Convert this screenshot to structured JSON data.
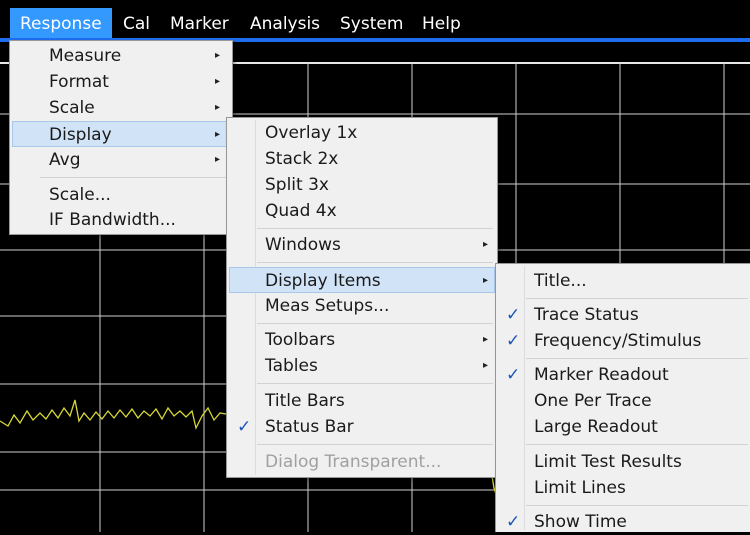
{
  "menubar": {
    "items": [
      {
        "label": "Response"
      },
      {
        "label": "Cal"
      },
      {
        "label": "Marker"
      },
      {
        "label": "Analysis"
      },
      {
        "label": "System"
      },
      {
        "label": "Help"
      }
    ]
  },
  "response_menu": {
    "items": [
      {
        "label": "Measure"
      },
      {
        "label": "Format"
      },
      {
        "label": "Scale"
      },
      {
        "label": "Display"
      },
      {
        "label": "Avg"
      },
      {
        "label": "Scale..."
      },
      {
        "label": "IF Bandwidth..."
      }
    ]
  },
  "display_menu": {
    "items": [
      {
        "label": "Overlay 1x"
      },
      {
        "label": "Stack 2x"
      },
      {
        "label": "Split 3x"
      },
      {
        "label": "Quad 4x"
      },
      {
        "label": "Windows"
      },
      {
        "label": "Display Items"
      },
      {
        "label": "Meas Setups..."
      },
      {
        "label": "Toolbars"
      },
      {
        "label": "Tables"
      },
      {
        "label": "Title Bars"
      },
      {
        "label": "Status Bar"
      },
      {
        "label": "Dialog Transparent..."
      }
    ]
  },
  "display_items_menu": {
    "items": [
      {
        "label": "Title..."
      },
      {
        "label": "Trace Status"
      },
      {
        "label": "Frequency/Stimulus"
      },
      {
        "label": "Marker Readout"
      },
      {
        "label": "One Per Trace"
      },
      {
        "label": "Large Readout"
      },
      {
        "label": "Limit Test Results"
      },
      {
        "label": "Limit Lines"
      },
      {
        "label": "Show Time"
      }
    ]
  },
  "glyphs": {
    "arrow": "▸",
    "check": "✓"
  },
  "colors": {
    "menu_highlight": "#d1e3f6",
    "menubar_active": "#3399ff",
    "trace": "#d8d835",
    "grid": "#d0d0d0"
  }
}
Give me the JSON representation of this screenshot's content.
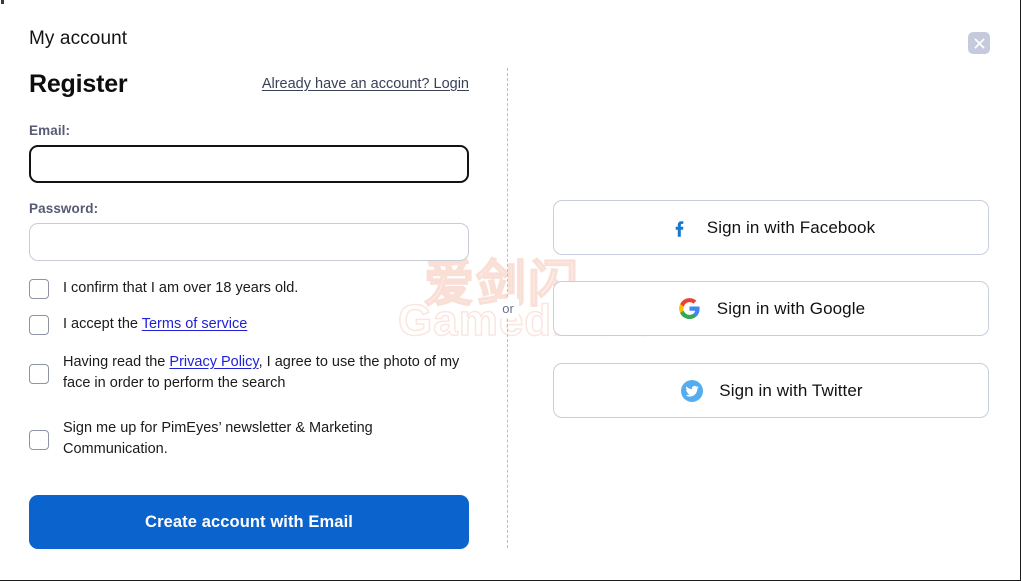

SHORT TASK >>
Repeat the records in full, exactly as they appear, without the pictures.

TASK ANSWER >>
Convert this screenshot to structured JSON data.
{
  "menubar": {
    "items": [
      {
        "label": "Response"
      },
      {
        "label": "Cal"
      },
      {
        "label": "Marker"
      },
      {
        "label": "Analysis"
      },
      {
        "label": "System"
      },
      {
        "label": "Help"
      }
    ]
  },
  "response_menu": {
    "items": [
      {
        "label": "Measure"
      },
      {
        "label": "Format"
      },
      {
        "label": "Scale"
      },
      {
        "label": "Display"
      },
      {
        "label": "Avg"
      },
      {
        "label": "Scale..."
      },
      {
        "label": "IF Bandwidth..."
      }
    ]
  },
  "display_menu": {
    "items": [
      {
        "label": "Overlay 1x"
      },
      {
        "label": "Stack 2x"
      },
      {
        "label": "Split 3x"
      },
      {
        "label": "Quad 4x"
      },
      {
        "label": "Windows"
      },
      {
        "label": "Display Items"
      },
      {
        "label": "Meas Setups..."
      },
      {
        "label": "Toolbars"
      },
      {
        "label": "Tables"
      },
      {
        "label": "Title Bars"
      },
      {
        "label": "Status Bar"
      },
      {
        "label": "Dialog Transparent..."
      }
    ]
  },
  "display_items_menu": {
    "items": [
      {
        "label": "Title..."
      },
      {
        "label": "Trace Status"
      },
      {
        "label": "Frequency/Stimulus"
      },
      {
        "label": "Marker Readout"
      },
      {
        "label": "One Per Trace"
      },
      {
        "label": "Large Readout"
      },
      {
        "label": "Limit Test Results"
      },
      {
        "label": "Limit Lines"
      },
      {
        "label": "Show Time"
      }
    ]
  },
  "glyphs": {
    "arrow": "▸",
    "check": "✓"
  },
  "colors": {
    "menu_highlight": "#d1e3f6",
    "menubar_active": "#3399ff",
    "trace": "#d8d835",
    "grid": "#d0d0d0"
  }
}
Give me the JSON representation of this screenshot's content.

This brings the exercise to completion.